Locate the lines of the listing below that hold "Comércio", then copy each of them.

◆ ◆ ◆ ◆ ◆

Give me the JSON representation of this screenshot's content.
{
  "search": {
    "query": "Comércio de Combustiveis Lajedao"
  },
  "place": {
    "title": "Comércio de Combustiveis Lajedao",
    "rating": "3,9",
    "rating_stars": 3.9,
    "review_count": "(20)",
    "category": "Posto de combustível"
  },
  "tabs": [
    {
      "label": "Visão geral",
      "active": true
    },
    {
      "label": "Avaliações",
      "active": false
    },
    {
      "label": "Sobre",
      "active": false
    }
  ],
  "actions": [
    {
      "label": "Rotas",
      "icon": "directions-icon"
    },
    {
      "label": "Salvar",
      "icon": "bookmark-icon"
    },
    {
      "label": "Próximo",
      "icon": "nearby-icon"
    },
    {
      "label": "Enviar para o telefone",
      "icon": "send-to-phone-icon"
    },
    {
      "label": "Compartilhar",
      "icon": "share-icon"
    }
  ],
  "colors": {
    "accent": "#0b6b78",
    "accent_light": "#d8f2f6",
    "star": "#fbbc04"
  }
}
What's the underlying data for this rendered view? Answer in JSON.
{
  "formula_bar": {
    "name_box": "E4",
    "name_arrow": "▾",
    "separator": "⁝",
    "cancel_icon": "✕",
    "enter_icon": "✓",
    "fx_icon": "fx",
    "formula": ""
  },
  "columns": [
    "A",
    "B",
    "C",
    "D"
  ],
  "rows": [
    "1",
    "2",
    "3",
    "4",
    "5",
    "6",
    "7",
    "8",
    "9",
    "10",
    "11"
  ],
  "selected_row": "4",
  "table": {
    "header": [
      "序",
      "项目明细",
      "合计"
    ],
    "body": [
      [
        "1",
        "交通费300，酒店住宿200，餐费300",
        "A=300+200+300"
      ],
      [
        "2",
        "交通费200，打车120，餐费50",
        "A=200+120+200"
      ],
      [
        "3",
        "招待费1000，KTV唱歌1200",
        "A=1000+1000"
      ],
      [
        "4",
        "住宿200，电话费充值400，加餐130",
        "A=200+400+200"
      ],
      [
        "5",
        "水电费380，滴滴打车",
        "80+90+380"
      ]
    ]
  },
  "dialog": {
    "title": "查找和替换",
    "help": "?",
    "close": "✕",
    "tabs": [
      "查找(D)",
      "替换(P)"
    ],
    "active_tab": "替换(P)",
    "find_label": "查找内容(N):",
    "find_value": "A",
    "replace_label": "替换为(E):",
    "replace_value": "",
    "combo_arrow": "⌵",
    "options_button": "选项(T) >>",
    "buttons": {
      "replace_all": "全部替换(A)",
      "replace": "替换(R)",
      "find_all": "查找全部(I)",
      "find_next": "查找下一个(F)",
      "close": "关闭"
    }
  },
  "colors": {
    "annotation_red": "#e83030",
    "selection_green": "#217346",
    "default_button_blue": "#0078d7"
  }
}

◆ ◆ ◆ ◆ ◆

Complete output:
    "query": "Comércio de Combustiveis Lajedao"
    "title": "Comércio de Combustiveis Lajedao",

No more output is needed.